WORK REQUIRED:
Locate each line with the string "flowchart" in the listing below and copy it.

○ ○ ○ ○ ○ ○ ○

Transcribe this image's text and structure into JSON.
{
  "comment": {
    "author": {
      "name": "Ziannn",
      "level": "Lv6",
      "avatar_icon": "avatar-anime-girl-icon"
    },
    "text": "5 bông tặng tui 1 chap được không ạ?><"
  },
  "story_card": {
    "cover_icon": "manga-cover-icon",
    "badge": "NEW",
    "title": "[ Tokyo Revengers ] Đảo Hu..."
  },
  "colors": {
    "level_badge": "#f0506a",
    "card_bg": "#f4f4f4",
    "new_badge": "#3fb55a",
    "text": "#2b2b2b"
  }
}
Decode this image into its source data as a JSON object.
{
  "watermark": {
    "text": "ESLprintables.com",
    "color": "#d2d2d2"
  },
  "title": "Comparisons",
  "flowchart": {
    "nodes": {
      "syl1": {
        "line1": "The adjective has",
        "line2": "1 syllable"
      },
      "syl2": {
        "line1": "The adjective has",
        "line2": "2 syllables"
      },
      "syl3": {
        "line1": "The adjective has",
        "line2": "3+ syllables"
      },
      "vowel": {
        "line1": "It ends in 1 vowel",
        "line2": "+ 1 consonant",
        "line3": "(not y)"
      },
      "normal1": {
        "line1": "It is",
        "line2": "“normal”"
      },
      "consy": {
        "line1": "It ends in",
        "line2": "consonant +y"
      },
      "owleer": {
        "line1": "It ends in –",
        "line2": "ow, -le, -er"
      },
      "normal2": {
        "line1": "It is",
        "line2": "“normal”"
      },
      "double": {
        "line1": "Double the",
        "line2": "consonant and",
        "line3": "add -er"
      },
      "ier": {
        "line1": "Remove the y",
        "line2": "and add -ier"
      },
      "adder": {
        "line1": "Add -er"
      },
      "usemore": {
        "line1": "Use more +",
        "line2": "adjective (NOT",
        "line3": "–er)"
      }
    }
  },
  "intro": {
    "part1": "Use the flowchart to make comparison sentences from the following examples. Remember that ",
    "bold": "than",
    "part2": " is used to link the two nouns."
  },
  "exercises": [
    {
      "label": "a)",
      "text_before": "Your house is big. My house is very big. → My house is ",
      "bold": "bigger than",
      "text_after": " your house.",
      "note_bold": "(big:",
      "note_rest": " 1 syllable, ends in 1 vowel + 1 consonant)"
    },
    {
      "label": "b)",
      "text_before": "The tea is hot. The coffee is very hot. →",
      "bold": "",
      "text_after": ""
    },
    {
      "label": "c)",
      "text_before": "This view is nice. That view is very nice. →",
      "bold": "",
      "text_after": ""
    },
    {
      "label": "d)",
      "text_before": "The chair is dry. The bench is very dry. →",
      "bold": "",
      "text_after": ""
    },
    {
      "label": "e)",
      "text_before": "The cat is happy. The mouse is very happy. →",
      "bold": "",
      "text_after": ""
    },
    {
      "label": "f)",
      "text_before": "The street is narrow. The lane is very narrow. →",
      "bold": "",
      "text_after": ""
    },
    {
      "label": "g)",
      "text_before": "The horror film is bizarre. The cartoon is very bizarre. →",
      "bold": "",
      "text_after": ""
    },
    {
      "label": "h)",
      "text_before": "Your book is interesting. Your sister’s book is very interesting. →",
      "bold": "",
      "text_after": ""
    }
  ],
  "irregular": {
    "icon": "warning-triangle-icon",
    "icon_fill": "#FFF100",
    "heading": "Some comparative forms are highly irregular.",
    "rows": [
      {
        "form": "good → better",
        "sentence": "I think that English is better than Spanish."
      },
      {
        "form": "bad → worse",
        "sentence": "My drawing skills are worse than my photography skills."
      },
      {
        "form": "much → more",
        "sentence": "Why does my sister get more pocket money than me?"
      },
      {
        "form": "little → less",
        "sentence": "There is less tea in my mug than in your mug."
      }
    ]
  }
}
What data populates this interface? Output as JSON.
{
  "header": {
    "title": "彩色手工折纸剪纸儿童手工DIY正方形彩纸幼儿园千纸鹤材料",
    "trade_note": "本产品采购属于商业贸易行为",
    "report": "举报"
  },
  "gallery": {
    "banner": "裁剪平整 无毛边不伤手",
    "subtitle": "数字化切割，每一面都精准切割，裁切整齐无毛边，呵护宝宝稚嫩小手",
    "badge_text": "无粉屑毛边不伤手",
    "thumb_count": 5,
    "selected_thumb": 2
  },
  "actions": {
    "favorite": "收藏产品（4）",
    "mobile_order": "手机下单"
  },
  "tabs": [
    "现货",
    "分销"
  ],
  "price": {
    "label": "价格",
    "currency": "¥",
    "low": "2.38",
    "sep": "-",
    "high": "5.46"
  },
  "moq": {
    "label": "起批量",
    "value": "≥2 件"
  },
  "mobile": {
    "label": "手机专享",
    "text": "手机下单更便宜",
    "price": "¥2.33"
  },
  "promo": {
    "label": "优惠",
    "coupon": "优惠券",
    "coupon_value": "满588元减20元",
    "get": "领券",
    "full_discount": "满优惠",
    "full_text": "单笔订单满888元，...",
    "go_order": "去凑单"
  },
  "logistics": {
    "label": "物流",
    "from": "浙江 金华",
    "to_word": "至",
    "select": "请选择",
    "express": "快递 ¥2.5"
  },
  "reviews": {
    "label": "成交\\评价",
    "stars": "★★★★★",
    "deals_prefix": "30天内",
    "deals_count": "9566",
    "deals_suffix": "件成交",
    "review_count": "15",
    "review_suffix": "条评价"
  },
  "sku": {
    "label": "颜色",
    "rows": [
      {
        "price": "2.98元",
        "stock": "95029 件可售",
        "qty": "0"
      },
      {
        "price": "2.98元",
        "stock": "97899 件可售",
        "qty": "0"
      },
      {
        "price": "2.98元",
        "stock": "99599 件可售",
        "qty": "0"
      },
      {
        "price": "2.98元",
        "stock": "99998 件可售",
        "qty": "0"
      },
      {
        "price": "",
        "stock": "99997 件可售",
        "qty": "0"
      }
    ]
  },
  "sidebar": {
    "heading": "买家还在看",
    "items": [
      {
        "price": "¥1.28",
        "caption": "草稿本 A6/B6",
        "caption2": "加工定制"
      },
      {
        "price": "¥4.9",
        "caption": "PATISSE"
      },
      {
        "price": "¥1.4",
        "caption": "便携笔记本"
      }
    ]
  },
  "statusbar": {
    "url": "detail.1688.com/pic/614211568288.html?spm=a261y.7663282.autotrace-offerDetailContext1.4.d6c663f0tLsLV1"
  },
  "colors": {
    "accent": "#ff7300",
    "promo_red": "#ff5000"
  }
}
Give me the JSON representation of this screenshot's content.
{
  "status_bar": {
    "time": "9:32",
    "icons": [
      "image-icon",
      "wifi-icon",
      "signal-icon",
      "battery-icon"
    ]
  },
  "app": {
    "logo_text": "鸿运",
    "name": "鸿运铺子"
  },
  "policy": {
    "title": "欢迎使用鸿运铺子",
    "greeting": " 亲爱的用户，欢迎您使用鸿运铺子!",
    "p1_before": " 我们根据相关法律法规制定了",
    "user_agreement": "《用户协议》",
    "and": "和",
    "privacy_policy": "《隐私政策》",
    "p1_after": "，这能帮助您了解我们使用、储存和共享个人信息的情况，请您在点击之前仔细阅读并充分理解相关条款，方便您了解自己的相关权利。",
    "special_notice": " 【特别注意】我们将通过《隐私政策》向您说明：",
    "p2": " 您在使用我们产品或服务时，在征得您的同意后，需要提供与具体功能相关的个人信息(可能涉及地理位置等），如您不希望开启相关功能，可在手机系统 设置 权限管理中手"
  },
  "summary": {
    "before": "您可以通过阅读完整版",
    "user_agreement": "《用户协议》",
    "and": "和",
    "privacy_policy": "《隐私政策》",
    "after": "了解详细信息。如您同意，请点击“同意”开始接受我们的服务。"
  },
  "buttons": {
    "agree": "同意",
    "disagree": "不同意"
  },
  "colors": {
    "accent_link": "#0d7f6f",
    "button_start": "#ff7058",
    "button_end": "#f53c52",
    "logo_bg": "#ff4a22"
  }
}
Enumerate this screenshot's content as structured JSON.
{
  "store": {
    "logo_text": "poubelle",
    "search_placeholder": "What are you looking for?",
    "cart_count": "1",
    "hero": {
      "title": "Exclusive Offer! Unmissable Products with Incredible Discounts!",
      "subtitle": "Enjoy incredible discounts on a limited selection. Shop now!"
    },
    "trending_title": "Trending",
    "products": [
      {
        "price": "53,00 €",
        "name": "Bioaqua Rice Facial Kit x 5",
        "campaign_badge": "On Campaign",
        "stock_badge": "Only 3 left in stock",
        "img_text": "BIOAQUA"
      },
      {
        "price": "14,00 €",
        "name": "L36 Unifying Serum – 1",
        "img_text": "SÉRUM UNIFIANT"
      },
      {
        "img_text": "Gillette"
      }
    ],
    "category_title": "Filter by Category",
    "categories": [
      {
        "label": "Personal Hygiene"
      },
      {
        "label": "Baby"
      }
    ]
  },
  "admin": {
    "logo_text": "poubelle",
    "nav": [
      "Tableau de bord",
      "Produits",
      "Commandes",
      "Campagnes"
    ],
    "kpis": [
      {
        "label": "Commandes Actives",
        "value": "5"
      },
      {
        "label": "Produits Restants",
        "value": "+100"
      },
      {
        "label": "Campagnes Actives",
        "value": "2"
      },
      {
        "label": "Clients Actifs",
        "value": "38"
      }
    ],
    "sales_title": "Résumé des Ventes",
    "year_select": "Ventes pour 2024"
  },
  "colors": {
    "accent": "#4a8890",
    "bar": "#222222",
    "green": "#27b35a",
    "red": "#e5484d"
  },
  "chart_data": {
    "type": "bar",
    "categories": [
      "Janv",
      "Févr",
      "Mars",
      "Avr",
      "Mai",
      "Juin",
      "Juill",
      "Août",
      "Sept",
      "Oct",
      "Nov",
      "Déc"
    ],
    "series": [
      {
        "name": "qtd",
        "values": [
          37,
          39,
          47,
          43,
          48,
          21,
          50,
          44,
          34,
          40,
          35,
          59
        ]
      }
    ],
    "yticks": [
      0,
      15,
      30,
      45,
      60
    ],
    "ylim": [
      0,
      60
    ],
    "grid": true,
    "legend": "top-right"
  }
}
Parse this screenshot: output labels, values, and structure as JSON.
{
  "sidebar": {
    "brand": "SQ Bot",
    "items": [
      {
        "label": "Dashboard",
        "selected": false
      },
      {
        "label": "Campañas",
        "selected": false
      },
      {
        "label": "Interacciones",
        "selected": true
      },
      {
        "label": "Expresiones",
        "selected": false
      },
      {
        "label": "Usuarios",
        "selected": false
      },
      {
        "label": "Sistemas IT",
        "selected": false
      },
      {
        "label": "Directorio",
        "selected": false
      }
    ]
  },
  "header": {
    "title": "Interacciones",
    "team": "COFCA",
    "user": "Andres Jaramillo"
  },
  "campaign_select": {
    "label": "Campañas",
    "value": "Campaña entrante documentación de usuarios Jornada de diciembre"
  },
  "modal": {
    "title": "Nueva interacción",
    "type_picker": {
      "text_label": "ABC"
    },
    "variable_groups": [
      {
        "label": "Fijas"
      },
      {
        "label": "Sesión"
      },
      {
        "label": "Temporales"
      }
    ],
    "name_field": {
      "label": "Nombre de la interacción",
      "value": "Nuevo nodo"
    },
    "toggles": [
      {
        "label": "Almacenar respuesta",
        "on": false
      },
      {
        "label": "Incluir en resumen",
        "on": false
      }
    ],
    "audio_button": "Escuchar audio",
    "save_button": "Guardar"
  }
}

○ ○ ○ ○ ○ ○ ○

PROBLEM SOLUTION:
  "flowchart": {
    "part1": "Use the flowchart to make comparison sentences from the following examples. Remember that ",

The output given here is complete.